▶ EXERCISE PROMPT:
Convert each line of the items below into a Markdown table with the columns Row and Line. Number the rows in sequence and omit blank lines.

▶ AVAILABLE RECORDS:
________________

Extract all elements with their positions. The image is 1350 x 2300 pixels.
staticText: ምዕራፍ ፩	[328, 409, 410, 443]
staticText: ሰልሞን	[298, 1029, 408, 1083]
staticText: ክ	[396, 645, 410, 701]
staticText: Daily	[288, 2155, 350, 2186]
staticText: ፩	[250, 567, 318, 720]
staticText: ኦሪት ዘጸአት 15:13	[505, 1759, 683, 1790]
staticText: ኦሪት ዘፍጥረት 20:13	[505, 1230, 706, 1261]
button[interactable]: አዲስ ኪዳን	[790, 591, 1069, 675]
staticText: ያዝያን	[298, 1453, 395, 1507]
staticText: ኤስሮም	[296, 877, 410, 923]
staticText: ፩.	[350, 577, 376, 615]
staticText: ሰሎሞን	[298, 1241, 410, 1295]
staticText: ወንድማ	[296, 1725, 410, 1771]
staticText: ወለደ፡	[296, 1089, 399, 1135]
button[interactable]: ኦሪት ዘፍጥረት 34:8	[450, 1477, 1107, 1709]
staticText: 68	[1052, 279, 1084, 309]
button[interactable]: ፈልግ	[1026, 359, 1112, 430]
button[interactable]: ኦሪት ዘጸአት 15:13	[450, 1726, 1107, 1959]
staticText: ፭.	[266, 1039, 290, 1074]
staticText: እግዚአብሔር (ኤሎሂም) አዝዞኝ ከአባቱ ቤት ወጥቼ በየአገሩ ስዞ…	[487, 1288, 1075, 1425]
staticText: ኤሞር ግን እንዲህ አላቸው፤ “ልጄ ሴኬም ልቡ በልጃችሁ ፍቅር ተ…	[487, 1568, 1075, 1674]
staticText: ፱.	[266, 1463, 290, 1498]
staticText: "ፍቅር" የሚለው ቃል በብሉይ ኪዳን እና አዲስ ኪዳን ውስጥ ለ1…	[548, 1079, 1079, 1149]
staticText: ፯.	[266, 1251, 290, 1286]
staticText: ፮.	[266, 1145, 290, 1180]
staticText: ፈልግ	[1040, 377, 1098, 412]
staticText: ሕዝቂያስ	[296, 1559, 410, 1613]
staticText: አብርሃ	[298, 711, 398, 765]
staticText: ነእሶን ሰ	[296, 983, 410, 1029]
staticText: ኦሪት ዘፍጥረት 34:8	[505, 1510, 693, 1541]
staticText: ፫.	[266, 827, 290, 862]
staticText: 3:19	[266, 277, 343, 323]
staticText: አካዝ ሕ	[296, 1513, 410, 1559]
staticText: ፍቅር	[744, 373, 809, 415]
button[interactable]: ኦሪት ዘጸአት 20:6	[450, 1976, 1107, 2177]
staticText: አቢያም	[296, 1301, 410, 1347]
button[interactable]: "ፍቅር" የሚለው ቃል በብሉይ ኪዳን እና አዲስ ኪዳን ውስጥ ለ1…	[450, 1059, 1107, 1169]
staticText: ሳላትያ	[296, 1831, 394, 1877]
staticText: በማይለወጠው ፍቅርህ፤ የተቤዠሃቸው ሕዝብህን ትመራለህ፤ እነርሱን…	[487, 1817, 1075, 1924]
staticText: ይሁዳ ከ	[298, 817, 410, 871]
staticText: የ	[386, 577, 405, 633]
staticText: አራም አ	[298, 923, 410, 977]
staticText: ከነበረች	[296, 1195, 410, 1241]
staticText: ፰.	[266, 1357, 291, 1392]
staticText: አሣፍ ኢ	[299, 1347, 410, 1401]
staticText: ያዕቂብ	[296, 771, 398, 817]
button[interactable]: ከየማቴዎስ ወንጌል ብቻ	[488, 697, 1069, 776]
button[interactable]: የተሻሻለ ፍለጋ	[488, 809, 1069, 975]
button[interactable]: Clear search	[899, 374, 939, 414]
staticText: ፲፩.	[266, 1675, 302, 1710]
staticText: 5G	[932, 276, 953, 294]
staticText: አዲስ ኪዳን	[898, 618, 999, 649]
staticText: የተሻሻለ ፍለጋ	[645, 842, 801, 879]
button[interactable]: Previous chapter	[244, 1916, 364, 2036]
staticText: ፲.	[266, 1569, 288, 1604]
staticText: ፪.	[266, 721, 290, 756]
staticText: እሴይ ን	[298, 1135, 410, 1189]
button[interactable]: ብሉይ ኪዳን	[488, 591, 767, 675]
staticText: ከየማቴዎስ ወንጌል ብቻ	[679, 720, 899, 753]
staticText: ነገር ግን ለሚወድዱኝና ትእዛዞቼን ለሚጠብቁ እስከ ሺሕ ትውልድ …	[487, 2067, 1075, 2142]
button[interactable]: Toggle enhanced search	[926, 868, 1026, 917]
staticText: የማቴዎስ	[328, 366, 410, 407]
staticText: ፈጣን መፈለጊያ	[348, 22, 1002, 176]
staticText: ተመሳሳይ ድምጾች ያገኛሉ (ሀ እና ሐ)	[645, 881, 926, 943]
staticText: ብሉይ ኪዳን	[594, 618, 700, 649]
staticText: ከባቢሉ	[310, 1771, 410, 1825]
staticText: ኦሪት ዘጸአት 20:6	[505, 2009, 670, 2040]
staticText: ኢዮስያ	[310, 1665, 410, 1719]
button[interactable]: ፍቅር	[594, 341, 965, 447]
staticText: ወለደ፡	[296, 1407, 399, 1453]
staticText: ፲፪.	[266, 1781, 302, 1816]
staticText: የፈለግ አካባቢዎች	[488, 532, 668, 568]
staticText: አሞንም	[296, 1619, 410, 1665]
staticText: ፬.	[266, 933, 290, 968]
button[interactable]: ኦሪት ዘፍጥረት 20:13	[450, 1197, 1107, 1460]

________________

▶ THE RESULT:
| Row | Line |
|---|---|
| 1 | Extract all elements with their positions. The image is 1350 x 2300 pixels. |
| 2 | staticText: ምዕራፍ ፩	[328, 409, 410, 443] |
| 3 | staticText: ሰልሞን	[298, 1029, 408, 1083] |
| 4 | staticText: ክ	[396, 645, 410, 701] |
| 5 | staticText: Daily	[288, 2155, 350, 2186] |
| 6 | staticText: ፩	[250, 567, 318, 720] |
| 7 | staticText: ኦሪት ዘጸአት 15:13	[505, 1759, 683, 1790] |
| 8 | staticText: ኦሪት ዘፍጥረት 20:13	[505, 1230, 706, 1261] |
| 9 | button[interactable]: አዲስ ኪዳን	[790, 591, 1069, 675] |
| 10 | staticText: ያዝያን	[298, 1453, 395, 1507] |
| 11 | staticText: ኤስሮም	[296, 877, 410, 923] |
| 12 | staticText: ፩.	[350, 577, 376, 615] |
| 13 | staticText: ሰሎሞን	[298, 1241, 410, 1295] |
| 14 | staticText: ወንድማ	[296, 1725, 410, 1771] |
| 15 | staticText: ወለደ፡	[296, 1089, 399, 1135] |
| 16 | button[interactable]: ኦሪት ዘፍጥረት 34:8	[450, 1477, 1107, 1709] |
| 17 | staticText: 68	[1052, 279, 1084, 309] |
| 18 | button[interactable]: ፈልግ	[1026, 359, 1112, 430] |
| 19 | button[interactable]: ኦሪት ዘጸአት 15:13	[450, 1726, 1107, 1959] |
| 20 | staticText: ፭.	[266, 1039, 290, 1074] |
| 21 | staticText: እግዚአብሔር (ኤሎሂም) አዝዞኝ ከአባቱ ቤት ወጥቼ በየአገሩ ስዞ…	[487, 1288, 1075, 1425] |
| 22 | staticText: ኤሞር ግን እንዲህ አላቸው፤ “ልጄ ሴኬም ልቡ በልጃችሁ ፍቅር ተ…	[487, 1568, 1075, 1674] |
| 23 | staticText: ፱.	[266, 1463, 290, 1498] |
| 24 | staticText: "ፍቅር" የሚለው ቃል በብሉይ ኪዳን እና አዲስ ኪዳን ውስጥ ለ1…	[548, 1079, 1079, 1149] |
| 25 | staticText: ፯.	[266, 1251, 290, 1286] |
| 26 | staticText: ፮.	[266, 1145, 290, 1180] |
| 27 | staticText: ፈልግ	[1040, 377, 1098, 412] |
| 28 | staticText: ሕዝቂያስ	[296, 1559, 410, 1613] |
| 29 | staticText: አብርሃ	[298, 711, 398, 765] |
| 30 | staticText: ነእሶን ሰ	[296, 983, 410, 1029] |
| 31 | staticText: ኦሪት ዘፍጥረት 34:8	[505, 1510, 693, 1541] |
| 32 | staticText: ፫.	[266, 827, 290, 862] |
| 33 | staticText: 3:19	[266, 277, 343, 323] |
| 34 | staticText: አካዝ ሕ	[296, 1513, 410, 1559] |
| 35 | staticText: ፍቅር	[744, 373, 809, 415] |
| 36 | button[interactable]: ኦሪት ዘጸአት 20:6	[450, 1976, 1107, 2177] |
| 37 | staticText: አቢያም	[296, 1301, 410, 1347] |
| 38 | button[interactable]: "ፍቅር" የሚለው ቃል በብሉይ ኪዳን እና አዲስ ኪዳን ውስጥ ለ1…	[450, 1059, 1107, 1169] |
| 39 | staticText: ሳላትያ	[296, 1831, 394, 1877] |
| 40 | staticText: በማይለወጠው ፍቅርህ፤ የተቤዠሃቸው ሕዝብህን ትመራለህ፤ እነርሱን…	[487, 1817, 1075, 1924] |
| 41 | staticText: ይሁዳ ከ	[298, 817, 410, 871] |
| 42 | staticText: የ	[386, 577, 405, 633] |
| 43 | staticText: አራም አ	[298, 923, 410, 977] |
| 44 | staticText: ከነበረች	[296, 1195, 410, 1241] |
| 45 | staticText: ፰.	[266, 1357, 291, 1392] |
| 46 | staticText: አሣፍ ኢ	[299, 1347, 410, 1401] |
| 47 | staticText: ያዕቂብ	[296, 771, 398, 817] |
| 48 | button[interactable]: ከየማቴዎስ ወንጌል ብቻ	[488, 697, 1069, 776] |
| 49 | button[interactable]: የተሻሻለ ፍለጋ	[488, 809, 1069, 975] |
| 50 | button[interactable]: Clear search	[899, 374, 939, 414] |
| 51 | staticText: ፲፩.	[266, 1675, 302, 1710] |
| 52 | staticText: 5G	[932, 276, 953, 294] |
| 53 | staticText: አዲስ ኪዳን	[898, 618, 999, 649] |
| 54 | staticText: የተሻሻለ ፍለጋ	[645, 842, 801, 879] |
| 55 | button[interactable]: Previous chapter	[244, 1916, 364, 2036] |
| 56 | staticText: ፲.	[266, 1569, 288, 1604] |
| 57 | staticText: ፪.	[266, 721, 290, 756] |
| 58 | staticText: እሴይ ን	[298, 1135, 410, 1189] |
| 59 | button[interactable]: ብሉይ ኪዳን	[488, 591, 767, 675] |
| 60 | staticText: ከየማቴዎስ ወንጌል ብቻ	[679, 720, 899, 753] |
| 61 | staticText: ነገር ግን ለሚወድዱኝና ትእዛዞቼን ለሚጠብቁ እስከ ሺሕ ትውልድ …	[487, 2067, 1075, 2142] |
| 62 | button[interactable]: Toggle enhanced search	[926, 868, 1026, 917] |
| 63 | staticText: የማቴዎስ	[328, 366, 410, 407] |
| 64 | staticText: ፈጣን መፈለጊያ	[348, 22, 1002, 176] |
| 65 | staticText: ተመሳሳይ ድምጾች ያገኛሉ (ሀ እና ሐ)	[645, 881, 926, 943] |
| 66 | staticText: ብሉይ ኪዳን	[594, 618, 700, 649] |
| 67 | staticText: ከባቢሉ	[310, 1771, 410, 1825] |
| 68 | staticText: ኦሪት ዘጸአት 20:6	[505, 2009, 670, 2040] |
| 69 | staticText: ኢዮስያ	[310, 1665, 410, 1719] |
| 70 | button[interactable]: ፍቅር	[594, 341, 965, 447] |
| 71 | staticText: ወለደ፡	[296, 1407, 399, 1453] |
| 72 | staticText: ፲፪.	[266, 1781, 302, 1816] |
| 73 | staticText: የፈለግ አካባቢዎች	[488, 532, 668, 568] |
| 74 | staticText: አሞንም	[296, 1619, 410, 1665] |
| 75 | staticText: ፬.	[266, 933, 290, 968] |
| 76 | button[interactable]: ኦሪት ዘፍጥረት 20:13	[450, 1197, 1107, 1460] |